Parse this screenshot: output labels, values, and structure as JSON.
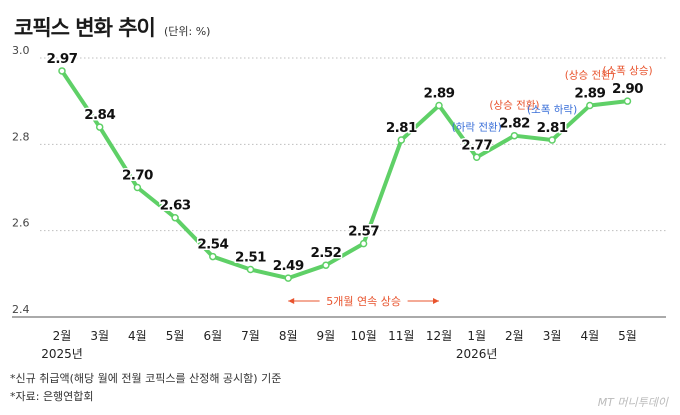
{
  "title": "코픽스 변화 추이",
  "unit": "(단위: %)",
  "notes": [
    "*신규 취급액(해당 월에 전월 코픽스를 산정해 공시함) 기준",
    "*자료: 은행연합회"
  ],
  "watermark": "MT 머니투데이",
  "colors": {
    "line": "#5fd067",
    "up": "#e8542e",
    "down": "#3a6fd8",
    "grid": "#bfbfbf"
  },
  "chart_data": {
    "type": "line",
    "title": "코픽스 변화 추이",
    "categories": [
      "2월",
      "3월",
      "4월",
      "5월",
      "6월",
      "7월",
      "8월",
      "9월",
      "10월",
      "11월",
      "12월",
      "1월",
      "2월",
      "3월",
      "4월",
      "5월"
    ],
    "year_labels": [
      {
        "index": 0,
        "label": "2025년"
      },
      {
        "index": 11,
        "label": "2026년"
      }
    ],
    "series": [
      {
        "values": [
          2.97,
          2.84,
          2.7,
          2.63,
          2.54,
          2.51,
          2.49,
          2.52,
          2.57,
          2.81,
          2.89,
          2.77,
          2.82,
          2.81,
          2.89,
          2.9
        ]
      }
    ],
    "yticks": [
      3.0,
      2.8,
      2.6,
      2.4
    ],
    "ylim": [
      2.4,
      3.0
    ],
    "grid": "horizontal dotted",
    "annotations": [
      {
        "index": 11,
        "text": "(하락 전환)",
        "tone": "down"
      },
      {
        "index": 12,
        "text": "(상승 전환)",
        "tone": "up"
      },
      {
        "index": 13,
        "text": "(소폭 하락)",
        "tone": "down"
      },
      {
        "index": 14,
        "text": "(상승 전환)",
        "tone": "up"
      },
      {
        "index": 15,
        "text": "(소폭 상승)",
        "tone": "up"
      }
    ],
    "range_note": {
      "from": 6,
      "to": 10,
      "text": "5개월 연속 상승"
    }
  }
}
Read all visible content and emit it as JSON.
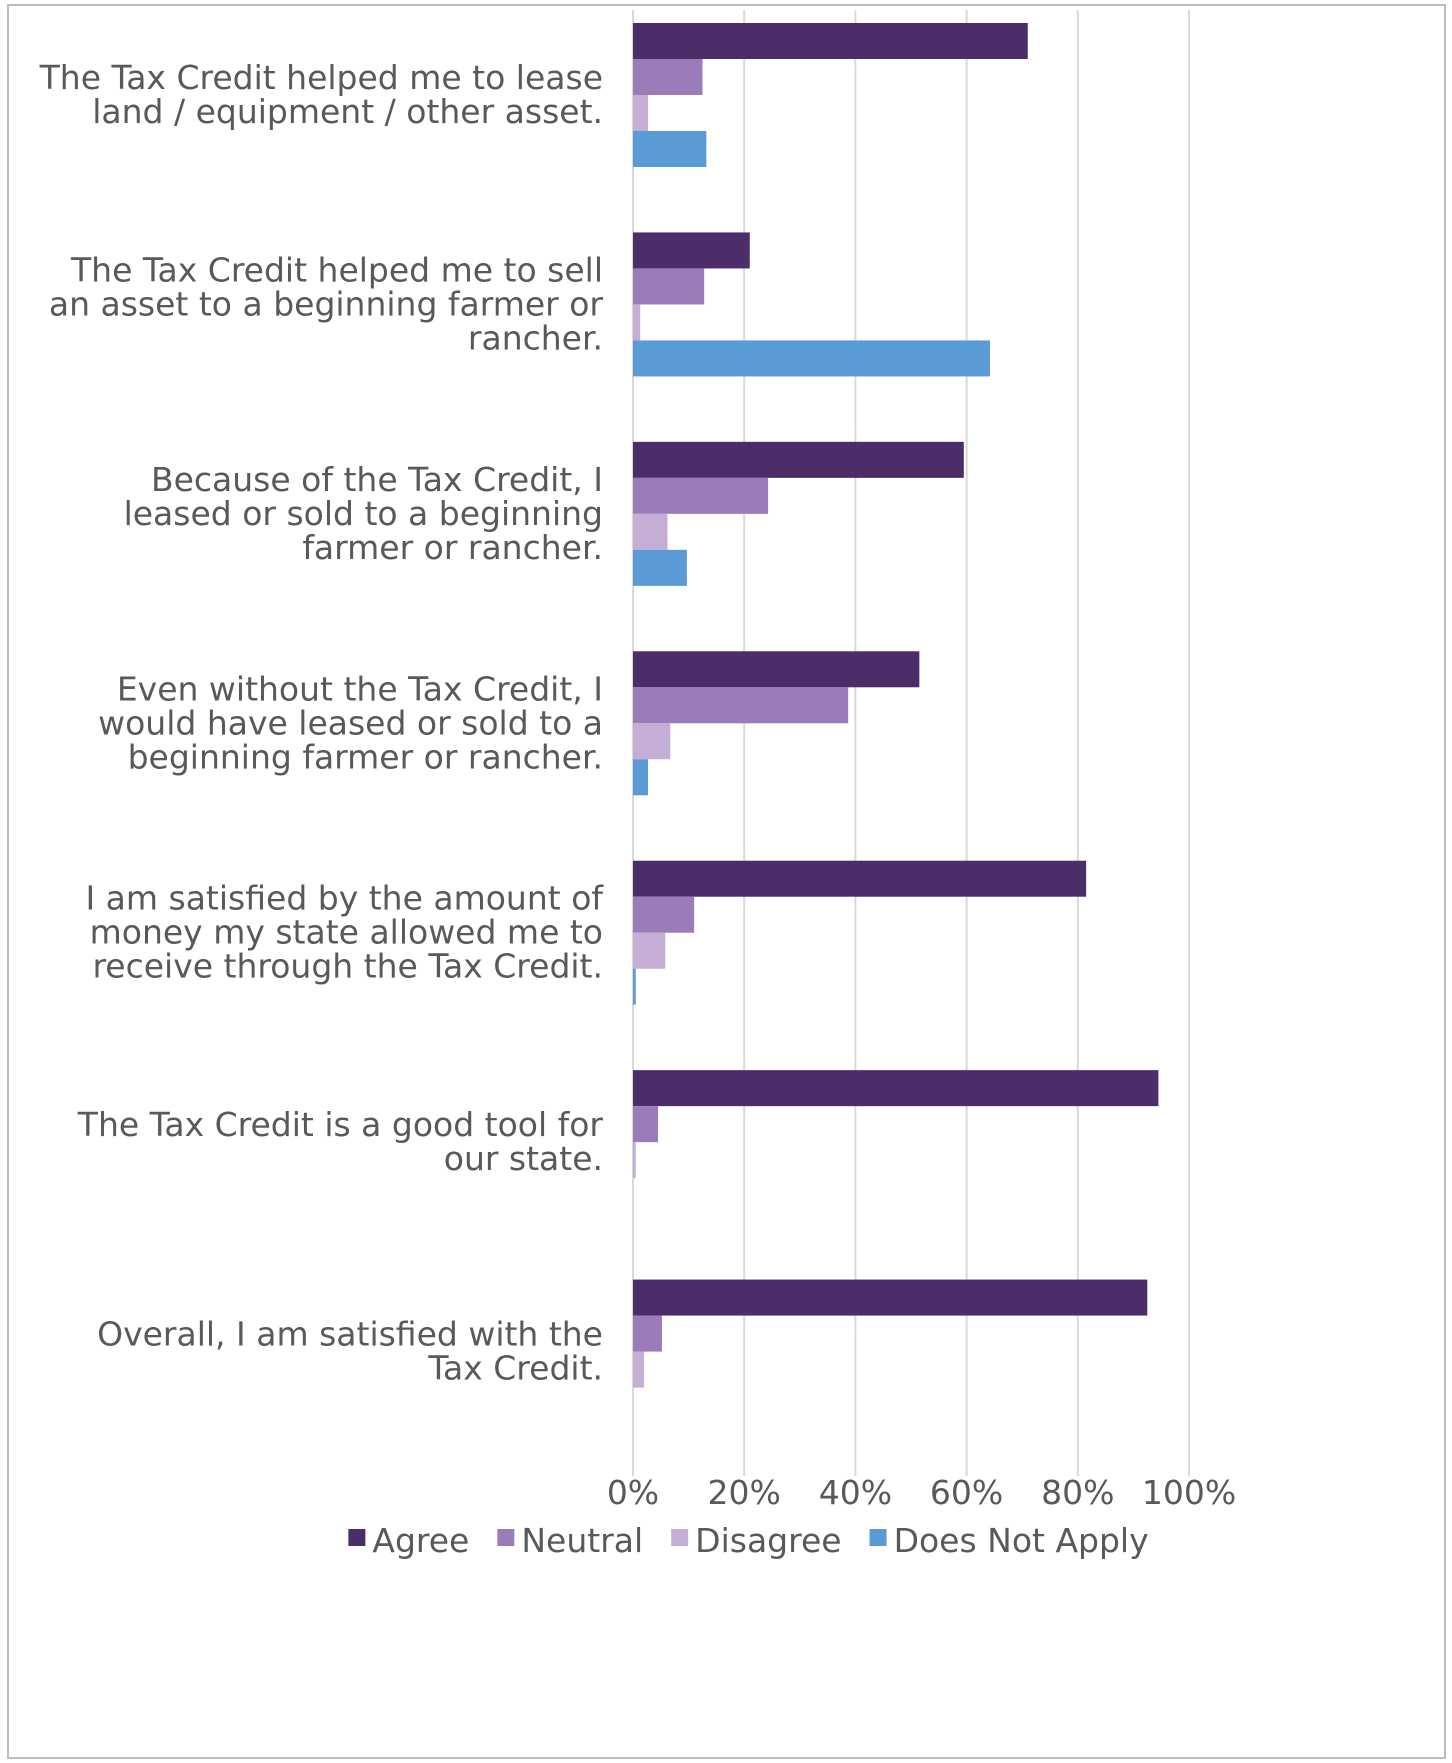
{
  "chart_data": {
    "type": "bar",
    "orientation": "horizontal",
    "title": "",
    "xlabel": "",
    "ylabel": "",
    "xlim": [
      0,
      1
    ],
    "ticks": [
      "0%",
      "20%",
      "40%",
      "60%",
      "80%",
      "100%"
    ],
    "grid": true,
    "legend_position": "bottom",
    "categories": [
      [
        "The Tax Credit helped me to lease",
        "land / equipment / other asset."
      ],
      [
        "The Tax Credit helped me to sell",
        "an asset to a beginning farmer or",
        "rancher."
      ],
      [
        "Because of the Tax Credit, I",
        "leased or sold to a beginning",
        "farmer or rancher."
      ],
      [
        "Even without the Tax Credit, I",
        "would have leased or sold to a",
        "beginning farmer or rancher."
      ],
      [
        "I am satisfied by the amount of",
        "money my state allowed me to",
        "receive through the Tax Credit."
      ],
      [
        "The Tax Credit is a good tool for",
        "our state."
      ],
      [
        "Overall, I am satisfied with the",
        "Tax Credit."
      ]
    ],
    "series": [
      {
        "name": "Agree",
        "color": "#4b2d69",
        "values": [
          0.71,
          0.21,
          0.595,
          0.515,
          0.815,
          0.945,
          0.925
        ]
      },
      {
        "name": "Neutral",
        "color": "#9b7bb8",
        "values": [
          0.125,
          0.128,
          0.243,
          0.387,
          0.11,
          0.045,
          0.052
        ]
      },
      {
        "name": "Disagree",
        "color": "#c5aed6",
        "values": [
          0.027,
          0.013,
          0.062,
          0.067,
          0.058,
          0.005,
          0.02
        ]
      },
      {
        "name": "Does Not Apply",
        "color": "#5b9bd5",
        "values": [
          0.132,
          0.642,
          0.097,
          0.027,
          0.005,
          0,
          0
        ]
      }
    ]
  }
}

——————————

Where a line in the entries holds "asset", copy that line.

_Output of the task:_
        "land / equipment / other asset."
        "an asset to a beginning farmer or",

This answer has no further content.